- Task statement -
Reproduce the whole listing, character for character.

::: Listing :::

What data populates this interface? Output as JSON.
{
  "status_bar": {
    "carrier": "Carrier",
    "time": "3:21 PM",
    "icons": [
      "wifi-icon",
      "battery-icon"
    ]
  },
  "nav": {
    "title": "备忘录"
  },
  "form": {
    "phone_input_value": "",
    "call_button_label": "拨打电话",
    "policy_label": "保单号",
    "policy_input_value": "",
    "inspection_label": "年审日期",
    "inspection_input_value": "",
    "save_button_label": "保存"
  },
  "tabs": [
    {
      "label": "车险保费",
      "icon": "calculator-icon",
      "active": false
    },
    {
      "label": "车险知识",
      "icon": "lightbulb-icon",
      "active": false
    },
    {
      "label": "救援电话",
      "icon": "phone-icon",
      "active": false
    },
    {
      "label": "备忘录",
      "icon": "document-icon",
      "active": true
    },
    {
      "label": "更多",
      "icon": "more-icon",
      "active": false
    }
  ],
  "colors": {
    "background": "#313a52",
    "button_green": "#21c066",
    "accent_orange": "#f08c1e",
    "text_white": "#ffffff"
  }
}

:::

- Reply to the exercise -
What data populates this interface? Output as JSON.
{
  "status_bar": {
    "carrier": "Carrier",
    "time": "3:21 PM",
    "icons": [
      "wifi-icon",
      "battery-icon"
    ]
  },
  "nav": {
    "title": "备忘录"
  },
  "form": {
    "phone_input_value": "",
    "call_button_label": "拨打电话",
    "policy_label": "保单号",
    "policy_input_value": "",
    "inspection_label": "年审日期",
    "inspection_input_value": "",
    "save_button_label": "保存"
  },
  "tabs": [
    {
      "label": "车险保费",
      "icon": "calculator-icon",
      "active": false
    },
    {
      "label": "车险知识",
      "icon": "lightbulb-icon",
      "active": false
    },
    {
      "label": "救援电话",
      "icon": "phone-icon",
      "active": false
    },
    {
      "label": "备忘录",
      "icon": "document-icon",
      "active": true
    },
    {
      "label": "更多",
      "icon": "more-icon",
      "active": false
    }
  ],
  "colors": {
    "background": "#313a52",
    "button_green": "#21c066",
    "accent_orange": "#f08c1e",
    "text_white": "#ffffff"
  }
}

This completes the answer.